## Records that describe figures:
════════
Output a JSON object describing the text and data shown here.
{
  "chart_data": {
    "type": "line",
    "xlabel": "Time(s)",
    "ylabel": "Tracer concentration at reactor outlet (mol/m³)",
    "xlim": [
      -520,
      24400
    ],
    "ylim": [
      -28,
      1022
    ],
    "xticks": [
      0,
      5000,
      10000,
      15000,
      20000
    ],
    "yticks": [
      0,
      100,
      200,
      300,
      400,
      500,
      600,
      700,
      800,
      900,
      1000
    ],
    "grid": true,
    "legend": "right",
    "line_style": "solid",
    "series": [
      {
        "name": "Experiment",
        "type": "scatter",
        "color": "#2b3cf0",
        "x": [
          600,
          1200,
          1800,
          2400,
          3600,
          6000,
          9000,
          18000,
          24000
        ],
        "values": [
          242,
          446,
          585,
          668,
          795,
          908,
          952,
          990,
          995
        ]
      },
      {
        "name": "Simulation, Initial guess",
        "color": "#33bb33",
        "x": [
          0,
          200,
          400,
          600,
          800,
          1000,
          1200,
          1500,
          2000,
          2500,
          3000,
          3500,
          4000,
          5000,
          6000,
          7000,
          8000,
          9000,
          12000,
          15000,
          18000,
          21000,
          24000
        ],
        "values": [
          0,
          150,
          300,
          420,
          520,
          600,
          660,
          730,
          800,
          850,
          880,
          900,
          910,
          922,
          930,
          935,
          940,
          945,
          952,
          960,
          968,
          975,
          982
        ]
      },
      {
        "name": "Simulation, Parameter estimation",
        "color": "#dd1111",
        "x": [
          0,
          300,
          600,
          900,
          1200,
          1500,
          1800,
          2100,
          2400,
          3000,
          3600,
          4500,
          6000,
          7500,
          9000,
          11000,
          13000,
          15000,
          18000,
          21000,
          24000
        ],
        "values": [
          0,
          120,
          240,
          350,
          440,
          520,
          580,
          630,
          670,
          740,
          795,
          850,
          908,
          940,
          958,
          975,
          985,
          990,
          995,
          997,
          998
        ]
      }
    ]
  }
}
════════
## Written exercise:
Please output the complete data exactly.

## Answer for the task:
Output a JSON object describing the text and data shown here.
{
  "chart_data": {
    "type": "line",
    "xlabel": "Time(s)",
    "ylabel": "Tracer concentration at reactor outlet (mol/m³)",
    "xlim": [
      -520,
      24400
    ],
    "ylim": [
      -28,
      1022
    ],
    "xticks": [
      0,
      5000,
      10000,
      15000,
      20000
    ],
    "yticks": [
      0,
      100,
      200,
      300,
      400,
      500,
      600,
      700,
      800,
      900,
      1000
    ],
    "grid": true,
    "legend": "right",
    "line_style": "solid",
    "series": [
      {
        "name": "Experiment",
        "type": "scatter",
        "color": "#2b3cf0",
        "x": [
          600,
          1200,
          1800,
          2400,
          3600,
          6000,
          9000,
          18000,
          24000
        ],
        "values": [
          242,
          446,
          585,
          668,
          795,
          908,
          952,
          990,
          995
        ]
      },
      {
        "name": "Simulation, Initial guess",
        "color": "#33bb33",
        "x": [
          0,
          200,
          400,
          600,
          800,
          1000,
          1200,
          1500,
          2000,
          2500,
          3000,
          3500,
          4000,
          5000,
          6000,
          7000,
          8000,
          9000,
          12000,
          15000,
          18000,
          21000,
          24000
        ],
        "values": [
          0,
          150,
          300,
          420,
          520,
          600,
          660,
          730,
          800,
          850,
          880,
          900,
          910,
          922,
          930,
          935,
          940,
          945,
          952,
          960,
          968,
          975,
          982
        ]
      },
      {
        "name": "Simulation, Parameter estimation",
        "color": "#dd1111",
        "x": [
          0,
          300,
          600,
          900,
          1200,
          1500,
          1800,
          2100,
          2400,
          3000,
          3600,
          4500,
          6000,
          7500,
          9000,
          11000,
          13000,
          15000,
          18000,
          21000,
          24000
        ],
        "values": [
          0,
          120,
          240,
          350,
          440,
          520,
          580,
          630,
          670,
          740,
          795,
          850,
          908,
          940,
          958,
          975,
          985,
          990,
          995,
          997,
          998
        ]
      }
    ]
  }
}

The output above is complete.